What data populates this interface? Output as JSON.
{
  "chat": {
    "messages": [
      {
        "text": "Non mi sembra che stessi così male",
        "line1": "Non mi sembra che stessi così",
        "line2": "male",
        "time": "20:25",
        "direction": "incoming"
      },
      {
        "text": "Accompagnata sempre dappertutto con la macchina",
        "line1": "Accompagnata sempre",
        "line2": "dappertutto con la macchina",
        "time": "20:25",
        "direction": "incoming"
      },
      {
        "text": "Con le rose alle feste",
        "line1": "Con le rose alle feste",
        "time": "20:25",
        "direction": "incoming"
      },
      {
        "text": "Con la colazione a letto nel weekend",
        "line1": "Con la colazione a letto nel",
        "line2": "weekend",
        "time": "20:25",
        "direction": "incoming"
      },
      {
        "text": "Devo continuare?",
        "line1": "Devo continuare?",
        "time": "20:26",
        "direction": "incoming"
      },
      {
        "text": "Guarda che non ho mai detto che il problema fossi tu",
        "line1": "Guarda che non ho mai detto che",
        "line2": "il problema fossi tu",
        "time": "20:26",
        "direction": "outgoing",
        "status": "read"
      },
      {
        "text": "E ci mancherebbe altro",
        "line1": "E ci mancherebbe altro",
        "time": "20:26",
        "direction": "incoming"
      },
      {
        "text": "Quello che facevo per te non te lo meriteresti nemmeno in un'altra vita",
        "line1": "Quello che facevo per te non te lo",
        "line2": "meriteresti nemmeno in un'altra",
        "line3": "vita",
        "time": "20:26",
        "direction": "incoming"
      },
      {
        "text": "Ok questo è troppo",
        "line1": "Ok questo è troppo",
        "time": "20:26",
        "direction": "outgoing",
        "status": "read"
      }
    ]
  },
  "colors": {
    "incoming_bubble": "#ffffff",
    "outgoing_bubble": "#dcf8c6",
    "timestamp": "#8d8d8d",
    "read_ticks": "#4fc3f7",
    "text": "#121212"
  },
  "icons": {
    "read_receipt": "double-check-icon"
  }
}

WHAT NEEDS TO BE DONE: Copy out each record exactly as given, omitting none.

TASK OUTPUT:
What data populates this interface? Output as JSON.
{
  "chat": {
    "messages": [
      {
        "text": "Non mi sembra che stessi così male",
        "line1": "Non mi sembra che stessi così",
        "line2": "male",
        "time": "20:25",
        "direction": "incoming"
      },
      {
        "text": "Accompagnata sempre dappertutto con la macchina",
        "line1": "Accompagnata sempre",
        "line2": "dappertutto con la macchina",
        "time": "20:25",
        "direction": "incoming"
      },
      {
        "text": "Con le rose alle feste",
        "line1": "Con le rose alle feste",
        "time": "20:25",
        "direction": "incoming"
      },
      {
        "text": "Con la colazione a letto nel weekend",
        "line1": "Con la colazione a letto nel",
        "line2": "weekend",
        "time": "20:25",
        "direction": "incoming"
      },
      {
        "text": "Devo continuare?",
        "line1": "Devo continuare?",
        "time": "20:26",
        "direction": "incoming"
      },
      {
        "text": "Guarda che non ho mai detto che il problema fossi tu",
        "line1": "Guarda che non ho mai detto che",
        "line2": "il problema fossi tu",
        "time": "20:26",
        "direction": "outgoing",
        "status": "read"
      },
      {
        "text": "E ci mancherebbe altro",
        "line1": "E ci mancherebbe altro",
        "time": "20:26",
        "direction": "incoming"
      },
      {
        "text": "Quello che facevo per te non te lo meriteresti nemmeno in un'altra vita",
        "line1": "Quello che facevo per te non te lo",
        "line2": "meriteresti nemmeno in un'altra",
        "line3": "vita",
        "time": "20:26",
        "direction": "incoming"
      },
      {
        "text": "Ok questo è troppo",
        "line1": "Ok questo è troppo",
        "time": "20:26",
        "direction": "outgoing",
        "status": "read"
      }
    ]
  },
  "colors": {
    "incoming_bubble": "#ffffff",
    "outgoing_bubble": "#dcf8c6",
    "timestamp": "#8d8d8d",
    "read_ticks": "#4fc3f7",
    "text": "#121212"
  },
  "icons": {
    "read_receipt": "double-check-icon"
  }
}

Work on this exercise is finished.